══ Exercise materials ══

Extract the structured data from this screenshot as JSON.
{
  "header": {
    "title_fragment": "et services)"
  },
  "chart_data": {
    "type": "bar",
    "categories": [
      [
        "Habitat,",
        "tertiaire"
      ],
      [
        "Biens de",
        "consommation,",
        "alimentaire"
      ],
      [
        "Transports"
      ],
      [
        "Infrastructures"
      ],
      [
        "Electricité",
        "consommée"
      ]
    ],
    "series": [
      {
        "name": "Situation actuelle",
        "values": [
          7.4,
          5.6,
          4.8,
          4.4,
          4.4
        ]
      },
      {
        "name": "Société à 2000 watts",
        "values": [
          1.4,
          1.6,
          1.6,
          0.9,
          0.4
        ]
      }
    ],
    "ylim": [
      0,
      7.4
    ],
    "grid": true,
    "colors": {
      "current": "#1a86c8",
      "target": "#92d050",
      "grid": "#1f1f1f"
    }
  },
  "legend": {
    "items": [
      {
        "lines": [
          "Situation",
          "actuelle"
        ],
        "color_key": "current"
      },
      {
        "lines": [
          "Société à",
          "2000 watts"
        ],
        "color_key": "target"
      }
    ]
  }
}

═══

- **Required work**
Copy every record above exactly as it appears.

- **The response**
Extract the structured data from this screenshot as JSON.
{
  "header": {
    "title_fragment": "et services)"
  },
  "chart_data": {
    "type": "bar",
    "categories": [
      [
        "Habitat,",
        "tertiaire"
      ],
      [
        "Biens de",
        "consommation,",
        "alimentaire"
      ],
      [
        "Transports"
      ],
      [
        "Infrastructures"
      ],
      [
        "Electricité",
        "consommée"
      ]
    ],
    "series": [
      {
        "name": "Situation actuelle",
        "values": [
          7.4,
          5.6,
          4.8,
          4.4,
          4.4
        ]
      },
      {
        "name": "Société à 2000 watts",
        "values": [
          1.4,
          1.6,
          1.6,
          0.9,
          0.4
        ]
      }
    ],
    "ylim": [
      0,
      7.4
    ],
    "grid": true,
    "colors": {
      "current": "#1a86c8",
      "target": "#92d050",
      "grid": "#1f1f1f"
    }
  },
  "legend": {
    "items": [
      {
        "lines": [
          "Situation",
          "actuelle"
        ],
        "color_key": "current"
      },
      {
        "lines": [
          "Société à",
          "2000 watts"
        ],
        "color_key": "target"
      }
    ]
  }
}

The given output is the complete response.